PROBLEM STATEMENT:
Work through the listing below and count the lines that hold "Chorizo". Answer with the number alone.

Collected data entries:
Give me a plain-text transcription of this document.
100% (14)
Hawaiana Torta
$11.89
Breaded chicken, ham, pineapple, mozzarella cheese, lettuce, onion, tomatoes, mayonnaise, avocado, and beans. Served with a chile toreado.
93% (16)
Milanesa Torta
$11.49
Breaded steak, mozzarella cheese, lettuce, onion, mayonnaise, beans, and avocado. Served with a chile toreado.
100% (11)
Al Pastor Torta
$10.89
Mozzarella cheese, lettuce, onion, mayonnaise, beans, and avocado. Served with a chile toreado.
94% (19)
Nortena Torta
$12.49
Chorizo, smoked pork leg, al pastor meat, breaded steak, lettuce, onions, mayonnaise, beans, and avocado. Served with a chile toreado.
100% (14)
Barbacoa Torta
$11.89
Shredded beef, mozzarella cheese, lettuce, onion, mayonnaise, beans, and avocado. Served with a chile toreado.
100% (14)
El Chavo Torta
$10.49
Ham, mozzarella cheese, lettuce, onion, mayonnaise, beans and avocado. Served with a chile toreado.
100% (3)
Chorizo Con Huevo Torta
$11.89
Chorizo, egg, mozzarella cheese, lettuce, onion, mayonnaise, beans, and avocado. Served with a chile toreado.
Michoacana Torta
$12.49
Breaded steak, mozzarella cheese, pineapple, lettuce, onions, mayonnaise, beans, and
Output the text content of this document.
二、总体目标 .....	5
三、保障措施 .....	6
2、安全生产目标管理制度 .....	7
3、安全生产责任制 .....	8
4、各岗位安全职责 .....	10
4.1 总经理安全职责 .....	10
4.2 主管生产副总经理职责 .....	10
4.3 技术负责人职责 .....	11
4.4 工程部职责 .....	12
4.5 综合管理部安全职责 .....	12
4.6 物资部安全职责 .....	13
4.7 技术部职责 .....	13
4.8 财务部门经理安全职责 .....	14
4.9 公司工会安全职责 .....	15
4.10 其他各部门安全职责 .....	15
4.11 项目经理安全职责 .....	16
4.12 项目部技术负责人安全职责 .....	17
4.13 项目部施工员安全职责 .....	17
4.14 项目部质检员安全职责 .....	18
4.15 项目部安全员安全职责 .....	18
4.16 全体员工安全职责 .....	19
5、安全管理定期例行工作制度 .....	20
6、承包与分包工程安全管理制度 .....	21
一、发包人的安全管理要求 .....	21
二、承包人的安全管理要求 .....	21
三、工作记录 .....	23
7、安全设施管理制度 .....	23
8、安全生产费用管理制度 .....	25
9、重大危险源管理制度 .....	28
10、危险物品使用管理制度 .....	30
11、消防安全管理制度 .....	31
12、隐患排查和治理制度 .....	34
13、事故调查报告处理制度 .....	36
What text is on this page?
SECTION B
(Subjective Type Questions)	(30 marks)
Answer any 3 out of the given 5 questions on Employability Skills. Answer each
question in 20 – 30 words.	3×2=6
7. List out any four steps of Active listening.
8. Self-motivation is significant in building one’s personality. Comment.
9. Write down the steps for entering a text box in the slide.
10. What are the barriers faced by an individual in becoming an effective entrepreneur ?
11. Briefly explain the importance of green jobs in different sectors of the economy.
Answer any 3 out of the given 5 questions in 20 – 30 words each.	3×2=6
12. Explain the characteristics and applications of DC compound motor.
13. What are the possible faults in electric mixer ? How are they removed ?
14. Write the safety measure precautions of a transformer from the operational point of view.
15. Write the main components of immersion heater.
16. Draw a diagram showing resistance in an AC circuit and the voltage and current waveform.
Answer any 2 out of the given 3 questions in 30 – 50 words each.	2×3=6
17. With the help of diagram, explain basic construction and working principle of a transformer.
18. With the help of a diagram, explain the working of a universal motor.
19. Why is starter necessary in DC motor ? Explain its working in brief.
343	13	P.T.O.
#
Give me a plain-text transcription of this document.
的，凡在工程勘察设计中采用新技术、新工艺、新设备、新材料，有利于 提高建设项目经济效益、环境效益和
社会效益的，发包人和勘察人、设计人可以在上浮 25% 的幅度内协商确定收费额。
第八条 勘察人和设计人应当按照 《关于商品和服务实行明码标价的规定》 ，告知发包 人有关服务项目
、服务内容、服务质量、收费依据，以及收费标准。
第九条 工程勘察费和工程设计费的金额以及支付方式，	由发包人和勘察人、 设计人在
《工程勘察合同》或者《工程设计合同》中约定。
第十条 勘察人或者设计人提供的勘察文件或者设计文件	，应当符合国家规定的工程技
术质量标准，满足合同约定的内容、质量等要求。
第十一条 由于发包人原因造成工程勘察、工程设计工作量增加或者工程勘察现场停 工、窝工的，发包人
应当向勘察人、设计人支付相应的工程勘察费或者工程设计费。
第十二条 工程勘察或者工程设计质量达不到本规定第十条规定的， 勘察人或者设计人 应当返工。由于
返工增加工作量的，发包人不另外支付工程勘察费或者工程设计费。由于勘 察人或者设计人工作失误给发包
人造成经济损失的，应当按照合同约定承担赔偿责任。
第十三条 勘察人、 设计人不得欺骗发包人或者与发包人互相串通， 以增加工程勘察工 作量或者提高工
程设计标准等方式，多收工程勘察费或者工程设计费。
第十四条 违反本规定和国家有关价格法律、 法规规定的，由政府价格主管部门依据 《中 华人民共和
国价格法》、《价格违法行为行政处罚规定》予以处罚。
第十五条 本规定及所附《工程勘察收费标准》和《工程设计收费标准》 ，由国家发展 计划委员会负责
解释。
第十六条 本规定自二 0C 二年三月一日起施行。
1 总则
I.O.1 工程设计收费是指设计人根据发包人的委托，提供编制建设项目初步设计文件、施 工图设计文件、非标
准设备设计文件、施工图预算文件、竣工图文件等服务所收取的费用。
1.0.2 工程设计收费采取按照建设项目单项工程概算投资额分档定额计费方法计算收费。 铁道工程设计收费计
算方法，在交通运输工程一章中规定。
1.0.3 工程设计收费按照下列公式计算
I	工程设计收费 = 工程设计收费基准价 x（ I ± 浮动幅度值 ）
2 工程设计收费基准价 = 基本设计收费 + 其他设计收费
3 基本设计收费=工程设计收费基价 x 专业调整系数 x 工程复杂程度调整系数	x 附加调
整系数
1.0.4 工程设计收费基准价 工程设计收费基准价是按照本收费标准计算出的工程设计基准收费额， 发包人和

ANSWER TO THIS TASK:
3